#### [Prompt]
Only the number is wanted: tally the lines below that contain the word "Holiness".

#### [Material]
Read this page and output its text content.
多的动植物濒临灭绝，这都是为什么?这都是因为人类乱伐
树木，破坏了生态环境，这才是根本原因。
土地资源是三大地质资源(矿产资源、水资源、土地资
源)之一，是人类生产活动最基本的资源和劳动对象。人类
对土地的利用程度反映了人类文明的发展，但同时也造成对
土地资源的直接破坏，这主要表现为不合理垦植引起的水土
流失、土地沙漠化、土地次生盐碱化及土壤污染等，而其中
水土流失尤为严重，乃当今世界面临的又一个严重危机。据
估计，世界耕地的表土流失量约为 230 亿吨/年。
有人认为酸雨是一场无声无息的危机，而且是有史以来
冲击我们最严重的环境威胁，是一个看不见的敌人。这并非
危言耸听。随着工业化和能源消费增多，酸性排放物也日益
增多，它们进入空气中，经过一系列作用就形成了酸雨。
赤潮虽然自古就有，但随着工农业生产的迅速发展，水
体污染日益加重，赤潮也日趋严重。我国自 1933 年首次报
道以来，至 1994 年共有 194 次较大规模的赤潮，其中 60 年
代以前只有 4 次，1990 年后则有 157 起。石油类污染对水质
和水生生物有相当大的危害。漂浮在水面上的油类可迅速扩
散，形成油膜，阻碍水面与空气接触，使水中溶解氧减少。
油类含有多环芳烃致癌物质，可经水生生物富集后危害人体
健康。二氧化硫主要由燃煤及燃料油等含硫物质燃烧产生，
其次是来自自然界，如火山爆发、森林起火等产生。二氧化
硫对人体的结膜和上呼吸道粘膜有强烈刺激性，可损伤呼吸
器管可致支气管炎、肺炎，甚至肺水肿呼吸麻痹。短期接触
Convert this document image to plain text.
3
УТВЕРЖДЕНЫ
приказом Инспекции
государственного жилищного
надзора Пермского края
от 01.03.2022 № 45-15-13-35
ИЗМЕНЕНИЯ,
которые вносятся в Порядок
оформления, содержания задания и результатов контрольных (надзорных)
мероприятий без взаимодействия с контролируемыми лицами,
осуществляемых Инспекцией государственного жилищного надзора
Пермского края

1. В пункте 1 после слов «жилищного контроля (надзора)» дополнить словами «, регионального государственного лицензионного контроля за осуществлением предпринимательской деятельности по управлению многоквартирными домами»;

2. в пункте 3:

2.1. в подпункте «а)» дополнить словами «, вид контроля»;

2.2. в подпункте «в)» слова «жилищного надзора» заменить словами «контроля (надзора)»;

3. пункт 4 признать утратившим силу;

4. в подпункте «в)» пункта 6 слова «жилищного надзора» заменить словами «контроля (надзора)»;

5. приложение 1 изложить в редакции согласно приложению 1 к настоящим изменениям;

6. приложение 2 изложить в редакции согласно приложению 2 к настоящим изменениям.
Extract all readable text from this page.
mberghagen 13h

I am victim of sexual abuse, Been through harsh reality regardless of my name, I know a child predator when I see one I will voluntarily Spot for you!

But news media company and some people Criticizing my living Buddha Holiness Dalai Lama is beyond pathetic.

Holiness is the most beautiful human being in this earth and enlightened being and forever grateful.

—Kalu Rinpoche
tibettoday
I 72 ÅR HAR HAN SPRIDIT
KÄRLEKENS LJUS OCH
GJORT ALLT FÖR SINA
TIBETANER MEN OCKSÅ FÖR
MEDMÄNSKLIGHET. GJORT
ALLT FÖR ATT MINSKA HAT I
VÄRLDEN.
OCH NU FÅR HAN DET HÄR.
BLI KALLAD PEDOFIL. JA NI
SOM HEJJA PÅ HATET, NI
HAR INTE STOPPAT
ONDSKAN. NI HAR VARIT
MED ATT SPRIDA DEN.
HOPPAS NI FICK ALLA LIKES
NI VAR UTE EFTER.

#### [Finished exercise]
2